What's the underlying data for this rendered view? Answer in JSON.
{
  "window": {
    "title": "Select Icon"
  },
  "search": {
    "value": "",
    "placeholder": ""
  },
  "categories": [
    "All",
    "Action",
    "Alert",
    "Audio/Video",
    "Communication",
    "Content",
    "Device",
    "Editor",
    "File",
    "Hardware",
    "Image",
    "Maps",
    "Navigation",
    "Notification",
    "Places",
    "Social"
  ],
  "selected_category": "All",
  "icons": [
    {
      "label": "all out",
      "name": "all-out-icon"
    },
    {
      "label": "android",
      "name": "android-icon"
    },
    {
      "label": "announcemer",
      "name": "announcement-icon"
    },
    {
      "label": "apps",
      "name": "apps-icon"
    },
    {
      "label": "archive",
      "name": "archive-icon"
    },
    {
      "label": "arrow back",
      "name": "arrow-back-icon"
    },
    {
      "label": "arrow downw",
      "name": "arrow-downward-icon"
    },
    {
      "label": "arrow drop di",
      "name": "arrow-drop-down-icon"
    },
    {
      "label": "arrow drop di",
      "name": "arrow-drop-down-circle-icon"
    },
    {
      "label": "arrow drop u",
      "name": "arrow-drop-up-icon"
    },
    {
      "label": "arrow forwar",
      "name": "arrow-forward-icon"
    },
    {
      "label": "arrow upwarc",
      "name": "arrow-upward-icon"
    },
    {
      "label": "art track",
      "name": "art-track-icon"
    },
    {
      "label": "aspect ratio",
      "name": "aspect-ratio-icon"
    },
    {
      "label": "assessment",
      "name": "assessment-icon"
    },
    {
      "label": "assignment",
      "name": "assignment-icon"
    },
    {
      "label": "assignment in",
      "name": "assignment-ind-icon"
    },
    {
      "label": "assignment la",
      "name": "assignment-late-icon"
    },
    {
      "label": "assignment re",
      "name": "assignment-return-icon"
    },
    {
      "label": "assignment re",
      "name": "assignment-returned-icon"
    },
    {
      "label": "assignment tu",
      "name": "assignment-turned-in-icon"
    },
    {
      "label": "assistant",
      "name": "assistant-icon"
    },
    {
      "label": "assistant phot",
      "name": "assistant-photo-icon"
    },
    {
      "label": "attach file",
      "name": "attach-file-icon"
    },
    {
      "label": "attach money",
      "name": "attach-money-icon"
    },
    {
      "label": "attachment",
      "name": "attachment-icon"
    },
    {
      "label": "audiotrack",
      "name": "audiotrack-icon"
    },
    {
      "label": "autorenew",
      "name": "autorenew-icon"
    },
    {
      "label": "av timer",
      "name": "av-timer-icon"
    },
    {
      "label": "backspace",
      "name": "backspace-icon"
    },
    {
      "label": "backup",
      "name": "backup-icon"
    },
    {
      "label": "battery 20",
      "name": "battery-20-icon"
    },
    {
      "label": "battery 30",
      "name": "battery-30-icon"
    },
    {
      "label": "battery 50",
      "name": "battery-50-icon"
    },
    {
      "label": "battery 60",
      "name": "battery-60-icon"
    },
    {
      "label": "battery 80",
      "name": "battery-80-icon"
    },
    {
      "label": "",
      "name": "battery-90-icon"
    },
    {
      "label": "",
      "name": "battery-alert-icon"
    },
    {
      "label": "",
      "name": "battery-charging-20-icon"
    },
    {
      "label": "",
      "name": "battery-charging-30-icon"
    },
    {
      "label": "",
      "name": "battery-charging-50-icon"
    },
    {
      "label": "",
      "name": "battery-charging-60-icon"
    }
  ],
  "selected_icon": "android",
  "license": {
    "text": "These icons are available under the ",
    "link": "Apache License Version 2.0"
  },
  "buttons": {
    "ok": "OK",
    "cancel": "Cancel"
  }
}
####################
§ **WHAT THE TASK REQUIRES**
The records above should be duplicated in full, exactly as given.

§ **ANSWER TO THIS EXERCISE**
What's the underlying data for this rendered view? Answer in JSON.
{
  "window": {
    "title": "Select Icon"
  },
  "search": {
    "value": "",
    "placeholder": ""
  },
  "categories": [
    "All",
    "Action",
    "Alert",
    "Audio/Video",
    "Communication",
    "Content",
    "Device",
    "Editor",
    "File",
    "Hardware",
    "Image",
    "Maps",
    "Navigation",
    "Notification",
    "Places",
    "Social"
  ],
  "selected_category": "All",
  "icons": [
    {
      "label": "all out",
      "name": "all-out-icon"
    },
    {
      "label": "android",
      "name": "android-icon"
    },
    {
      "label": "announcemer",
      "name": "announcement-icon"
    },
    {
      "label": "apps",
      "name": "apps-icon"
    },
    {
      "label": "archive",
      "name": "archive-icon"
    },
    {
      "label": "arrow back",
      "name": "arrow-back-icon"
    },
    {
      "label": "arrow downw",
      "name": "arrow-downward-icon"
    },
    {
      "label": "arrow drop di",
      "name": "arrow-drop-down-icon"
    },
    {
      "label": "arrow drop di",
      "name": "arrow-drop-down-circle-icon"
    },
    {
      "label": "arrow drop u",
      "name": "arrow-drop-up-icon"
    },
    {
      "label": "arrow forwar",
      "name": "arrow-forward-icon"
    },
    {
      "label": "arrow upwarc",
      "name": "arrow-upward-icon"
    },
    {
      "label": "art track",
      "name": "art-track-icon"
    },
    {
      "label": "aspect ratio",
      "name": "aspect-ratio-icon"
    },
    {
      "label": "assessment",
      "name": "assessment-icon"
    },
    {
      "label": "assignment",
      "name": "assignment-icon"
    },
    {
      "label": "assignment in",
      "name": "assignment-ind-icon"
    },
    {
      "label": "assignment la",
      "name": "assignment-late-icon"
    },
    {
      "label": "assignment re",
      "name": "assignment-return-icon"
    },
    {
      "label": "assignment re",
      "name": "assignment-returned-icon"
    },
    {
      "label": "assignment tu",
      "name": "assignment-turned-in-icon"
    },
    {
      "label": "assistant",
      "name": "assistant-icon"
    },
    {
      "label": "assistant phot",
      "name": "assistant-photo-icon"
    },
    {
      "label": "attach file",
      "name": "attach-file-icon"
    },
    {
      "label": "attach money",
      "name": "attach-money-icon"
    },
    {
      "label": "attachment",
      "name": "attachment-icon"
    },
    {
      "label": "audiotrack",
      "name": "audiotrack-icon"
    },
    {
      "label": "autorenew",
      "name": "autorenew-icon"
    },
    {
      "label": "av timer",
      "name": "av-timer-icon"
    },
    {
      "label": "backspace",
      "name": "backspace-icon"
    },
    {
      "label": "backup",
      "name": "backup-icon"
    },
    {
      "label": "battery 20",
      "name": "battery-20-icon"
    },
    {
      "label": "battery 30",
      "name": "battery-30-icon"
    },
    {
      "label": "battery 50",
      "name": "battery-50-icon"
    },
    {
      "label": "battery 60",
      "name": "battery-60-icon"
    },
    {
      "label": "battery 80",
      "name": "battery-80-icon"
    },
    {
      "label": "",
      "name": "battery-90-icon"
    },
    {
      "label": "",
      "name": "battery-alert-icon"
    },
    {
      "label": "",
      "name": "battery-charging-20-icon"
    },
    {
      "label": "",
      "name": "battery-charging-30-icon"
    },
    {
      "label": "",
      "name": "battery-charging-50-icon"
    },
    {
      "label": "",
      "name": "battery-charging-60-icon"
    }
  ],
  "selected_icon": "android",
  "license": {
    "text": "These icons are available under the ",
    "link": "Apache License Version 2.0"
  },
  "buttons": {
    "ok": "OK",
    "cancel": "Cancel"
  }
}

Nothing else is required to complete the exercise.